> [What you should do] Select every line of the records that contains the word "immunities", matching case exactly.

> [Records to use]

## START

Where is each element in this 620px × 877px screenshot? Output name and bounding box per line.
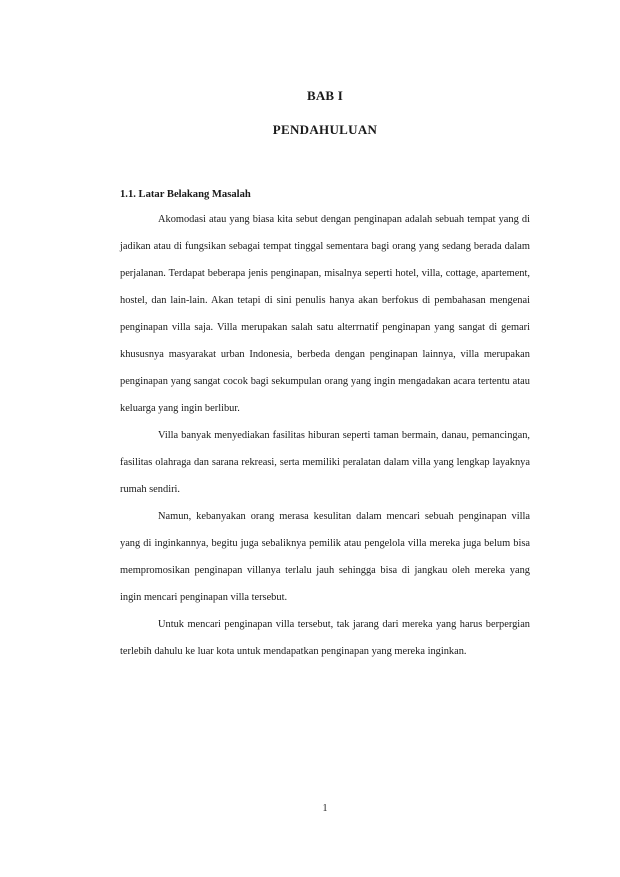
chapter-number: BAB I bbox=[306, 88, 344, 103]
section-heading: 1.1. Latar Belakang Masalah bbox=[120, 189, 251, 200]
paragraph-3: Namun, kebanyakan orang merasa kesulitan dalam mencari sebuah penginapan villa yang di inginkannya, begitu juga sebaliknya pemilik atau pengelola villa mereka juga belum bisa mempromosikan penginapan villanya terlalu jauh sehingga bisa di jangkau oleh mereka yang ingin mencari penginapan villa tersebut. bbox=[120, 511, 530, 603]
chapter-title: PENDAHULUAN bbox=[272, 122, 378, 137]
paragraph-4: Untuk mencari penginapan villa tersebut, tak jarang dari mereka yang harus berpergian terlebih dahulu ke luar kota untuk mendapatkan penginapan yang mereka inginkan. bbox=[120, 619, 530, 657]
paragraph-2: Villa banyak menyediakan fasilitas hiburan seperti taman bermain, danau, pemancingan, fasilitas olahraga dan sarana rekreasi, serta memiliki peralatan dalam villa yang lengkap layaknya rumah sendiri. bbox=[120, 430, 530, 495]
body-text bbox=[120, 184, 530, 665]
page-number: 1 bbox=[322, 803, 328, 814]
paragraph-1: Akomodasi atau yang biasa kita sebut dengan penginapan adalah sebuah tempat yang di jadikan atau di fungsikan sebagai tempat tinggal sementara bagi orang yang sedang berada dalam perjalanan. Terdapat beberapa jenis penginapan, misalnya seperti hotel, villa, cottage, apartement, hostel, dan lain-lain. Akan tetapi di sini penulis hanya akan berfokus di pembahasan mengenai penginapan villa saja. Villa merupakan salah satu alterrnatif penginapan yang sangat di gemari khususnya masyarakat urban Indonesia, berbeda dengan penginapan lainnya, villa merupakan penginapan yang sangat cocok bagi sekumpulan orang yang ingin mengadakan acara tertentu atau keluarga yang ingin berlibur. bbox=[120, 214, 530, 414]
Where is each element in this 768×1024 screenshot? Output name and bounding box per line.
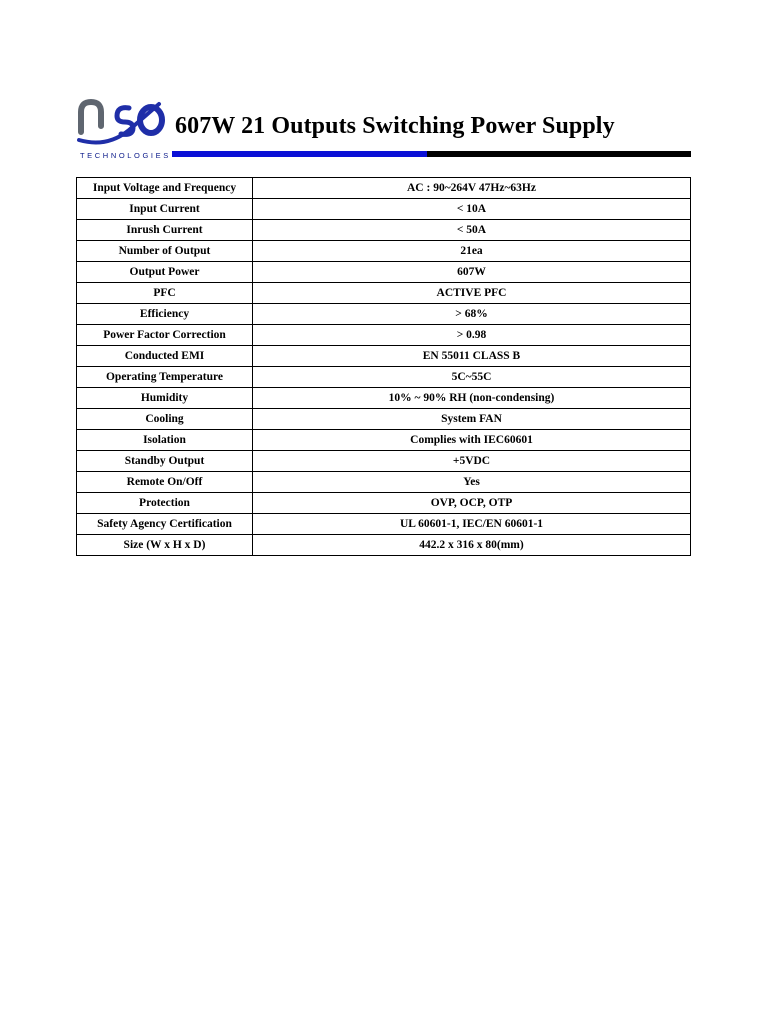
spec-label: Remote On/Off [77,472,253,493]
spec-row [77,409,691,430]
underline-black-segment [427,151,691,157]
spec-label: Conducted EMI [77,346,253,367]
spec-row [77,451,691,472]
spec-value: 21ea [253,241,691,262]
spec-row [77,514,691,535]
title-underline [172,151,691,157]
spec-value: OVP, OCP, OTP [253,493,691,514]
spec-row [77,346,691,367]
spec-label: Safety Agency Certification [77,514,253,535]
spec-value: ACTIVE PFC [253,283,691,304]
spec-row [77,283,691,304]
spec-row [77,493,691,514]
spec-label: Input Voltage and Frequency [77,178,253,199]
spec-label: Isolation [77,430,253,451]
spec-value: 5C~55C [253,367,691,388]
spec-label: Humidity [77,388,253,409]
spec-row [77,241,691,262]
spec-value: AC : 90~264V 47Hz~63Hz [253,178,691,199]
spec-row [77,472,691,493]
logo-tagline: TECHNOLOGIES [80,151,171,160]
spec-value: 607W [253,262,691,283]
spec-value: Complies with IEC60601 [253,430,691,451]
spec-row [77,535,691,556]
spec-label: Inrush Current [77,220,253,241]
spec-label: Operating Temperature [77,367,253,388]
spec-label: PFC [77,283,253,304]
spec-table-body [77,178,691,556]
spec-value: 10% ~ 90% RH (non-condensing) [253,388,691,409]
spec-row [77,430,691,451]
spec-value: UL 60601-1, IEC/EN 60601-1 [253,514,691,535]
spec-row [77,178,691,199]
spec-value: 442.2 x 316 x 80(mm) [253,535,691,556]
spec-label: Input Current [77,199,253,220]
spec-row [77,388,691,409]
spec-label: Protection [77,493,253,514]
spec-label: Power Factor Correction [77,325,253,346]
spec-row [77,325,691,346]
spec-value: EN 55011 CLASS B [253,346,691,367]
spec-label: Size (W x H x D) [77,535,253,556]
spec-value: > 0.98 [253,325,691,346]
spec-row [77,262,691,283]
spec-row [77,367,691,388]
spec-label: Standby Output [77,451,253,472]
spec-value: < 10A [253,199,691,220]
spec-label: Cooling [77,409,253,430]
spec-row [77,199,691,220]
underline-blue-segment [172,151,427,157]
spec-value: System FAN [253,409,691,430]
spec-value: > 68% [253,304,691,325]
spec-label: Output Power [77,262,253,283]
spec-row [77,304,691,325]
spec-label: Efficiency [77,304,253,325]
spec-row [77,220,691,241]
spec-value: Yes [253,472,691,493]
logo-icon [77,96,169,152]
spec-label: Number of Output [77,241,253,262]
spec-table [76,177,691,556]
page-title: 607W 21 Outputs Switching Power Supply [175,113,615,139]
spec-value: < 50A [253,220,691,241]
spec-value: +5VDC [253,451,691,472]
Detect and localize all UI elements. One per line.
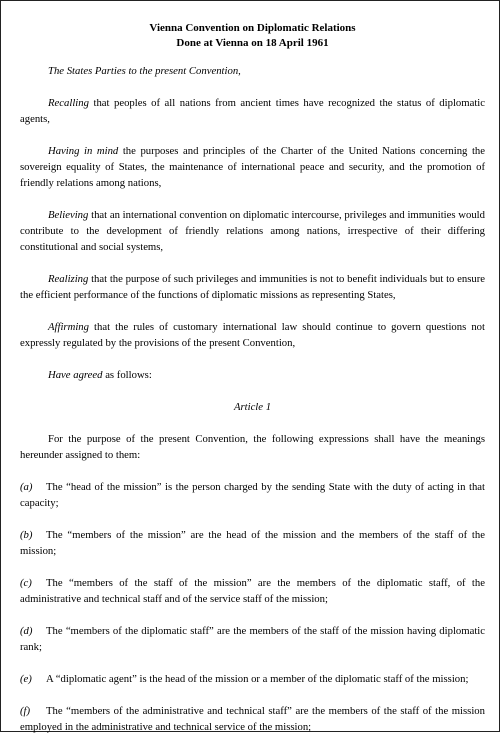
preamble-intro: The States Parties to the present Convention, [48, 65, 241, 77]
article-intro: For the purpose of the present Convention, the following expressions shall have the meanings hereunder assigned to them: [20, 433, 485, 461]
definition-c [20, 575, 485, 607]
preamble-lead: Realizing [48, 273, 89, 285]
preamble-text: the purposes and principles of the Charter of the United Nations concerning the sovereign equality of States, the maintenance of international peace and security, and the promotion of friendly relations among nations, [20, 145, 486, 189]
preamble-text: that peoples of all nations from ancient times have recognized the status of diplomatic agents, [20, 97, 485, 125]
preamble-lead: Have agreed [48, 369, 103, 381]
article-heading: Article 1 [233, 401, 272, 413]
definition-text: The “members of the diplomatic staff” are the members of the staff of the mission having diplomatic rank; [20, 625, 485, 653]
preamble-paragraph-affirming [20, 319, 485, 351]
preamble-text: as follows: [102, 369, 152, 381]
definition-letter: (f) [20, 705, 31, 717]
document-header [20, 21, 485, 51]
definition-letter: (e) [20, 673, 32, 685]
definition-text: A “diplomatic agent” is the head of the mission or a member of the diplomatic staff of the mission; [46, 673, 469, 685]
preamble-lead: Recalling [48, 97, 89, 109]
preamble-lead: Affirming [48, 321, 89, 333]
definition-letter: (c) [20, 577, 32, 589]
preamble-paragraph-having-in-mind [20, 143, 485, 191]
definition-text: The “members of the mission” are the head of the mission and the members of the staff of the mission; [20, 529, 485, 557]
definition-a [20, 479, 485, 511]
definition-text: The “members of the staff of the mission” are the members of the diplomatic staff, of the administrative and technical staff and of the service staff of the mission; [20, 577, 485, 605]
preamble-text: that the rules of customary international law should continue to govern questions not expressly regulated by the provisions of the present Convention, [20, 321, 485, 349]
preamble-lead: Believing [48, 209, 89, 221]
preamble-text: that an international convention on diplomatic intercourse, privileges and immunities would contribute to the development of friendly relations among nations, irrespective of their differing constitutional and social systems, [20, 209, 485, 253]
document-subtitle: Done at Vienna on 18 April 1961 [176, 37, 329, 49]
definition-b [20, 527, 485, 559]
definition-text: The “head of the mission” is the person charged by the sending State with the duty of acting in that capacity; [20, 481, 485, 509]
preamble-lead: Having in mind [48, 145, 119, 157]
definition-e [20, 671, 485, 687]
definition-letter: (b) [20, 529, 33, 541]
preamble-paragraph-believing [20, 207, 485, 255]
definition-letter: (d) [20, 625, 33, 637]
preamble-paragraph-have-agreed [20, 367, 485, 383]
definition-letter: (a) [20, 481, 33, 493]
preamble-paragraph-recalling [20, 95, 485, 127]
definition-text: The “members of the administrative and technical staff” are the members of the staff of the mission employed in the administrative and technical service of the mission; [20, 705, 485, 733]
definition-f [20, 703, 485, 735]
document-title: Vienna Convention on Diplomatic Relations [149, 22, 356, 34]
preamble-paragraph-realizing [20, 271, 485, 303]
preamble-text: that the purpose of such privileges and immunities is not to benefit individuals but to ensure the efficient performance of the functions of diplomatic missions as representing States, [20, 273, 485, 301]
definition-d [20, 623, 485, 655]
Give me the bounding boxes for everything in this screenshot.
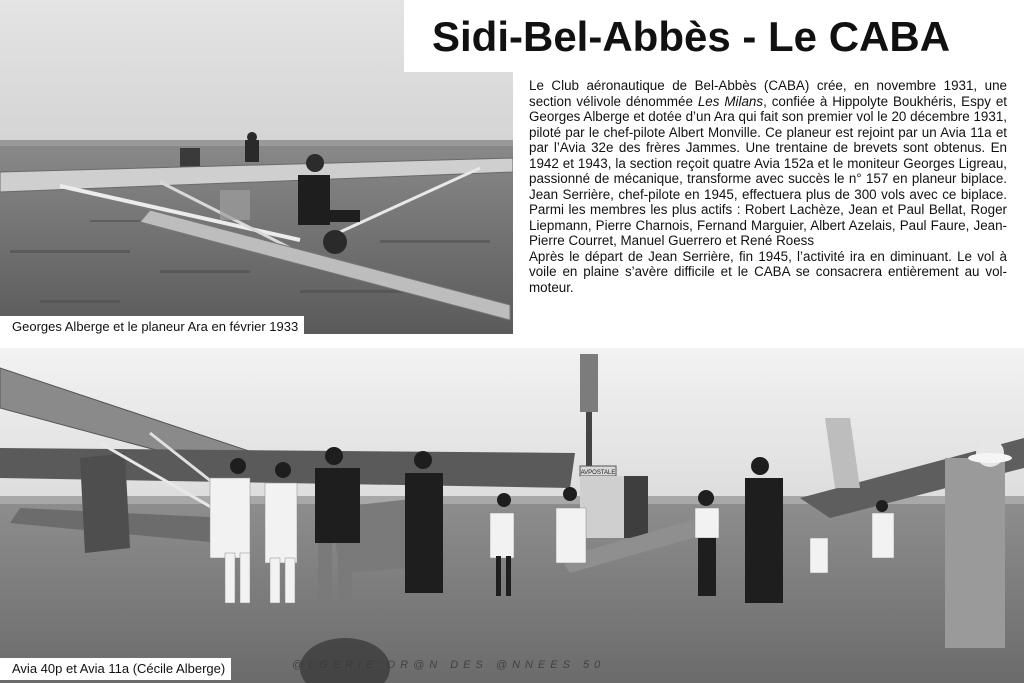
paragraph-history: [529, 78, 1007, 249]
caption-bottom-photo: Avia 40p et Avia 11a (Cécile Alberge): [0, 658, 231, 680]
caption-top-photo: Georges Alberge et le planeur Ara en février 1933: [0, 316, 304, 338]
page-title: Sidi-Bel-Abbès - Le CABA: [432, 13, 951, 60]
club-name-emphasis: Les Milans: [697, 93, 764, 109]
photo-avia-gliders: [0, 348, 1024, 683]
paragraph-history-part2: , confiée à Hippolyte Boukhéris, Espy et Georges Alberge et dotée d’un Ara qui fait son premier vol le 20 décembre 1931, piloté par le chef-pilote Albert Monville. Ce planeur est rejoint par un Avia 11a et par l’Avia 32e des frères Jammes. Une trentaine de brevets sont obtenus. En 1942 et 1943, la section reçoit quatre Avia 152a et le moniteur Georges Ligreau, passionné de mécanique, transforme avec succès le n° 157 en planeur biplace. Jean Serrière, chef-pilote en 1945, effectuera plus de 300 vols avec ce biplace. Parmi les membres les plus actifs : Robert Lachèze, Jean et Paul Bellat, Roger Liepmann, Pierre Charnois, Fernand Marguier, Albert Azelais, Paul Faure, Jean-Pierre Courret, Manuel Guerrero et René Roess: [529, 93, 1007, 248]
watermark: @LGERIE OR@N DES @NNEES 50: [292, 659, 606, 671]
paragraph-history-part1: Le Club aéronautique de Bel-Abbès (CABA) crée, en novembre 1931, une section vélivole dénommée: [529, 78, 1007, 109]
paragraph-decline: Après le départ de Jean Serrière, fin 1945, l’activité ira en diminuant. Le vol à voile en plaine s’avère difficile et le CABA se consacrera entièrement au vol-moteur.: [529, 248, 1007, 295]
article-text: [529, 78, 1007, 295]
sign-aviation-postale: AVPOSTALE: [580, 470, 616, 476]
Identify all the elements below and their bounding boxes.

## END

> [Response to this exercise]
preamble-text: that an international convention on diplomatic intercourse, privileges and immunities would contribute to the development of friendly relations among nations, irrespective of their differing constitutional and social systems, [20, 209, 485, 253]
preamble-text: that the purpose of such privileges and immunities is not to benefit individuals but to ensure the efficient performance of the functions of diplomatic missions as representing States, [20, 273, 485, 301]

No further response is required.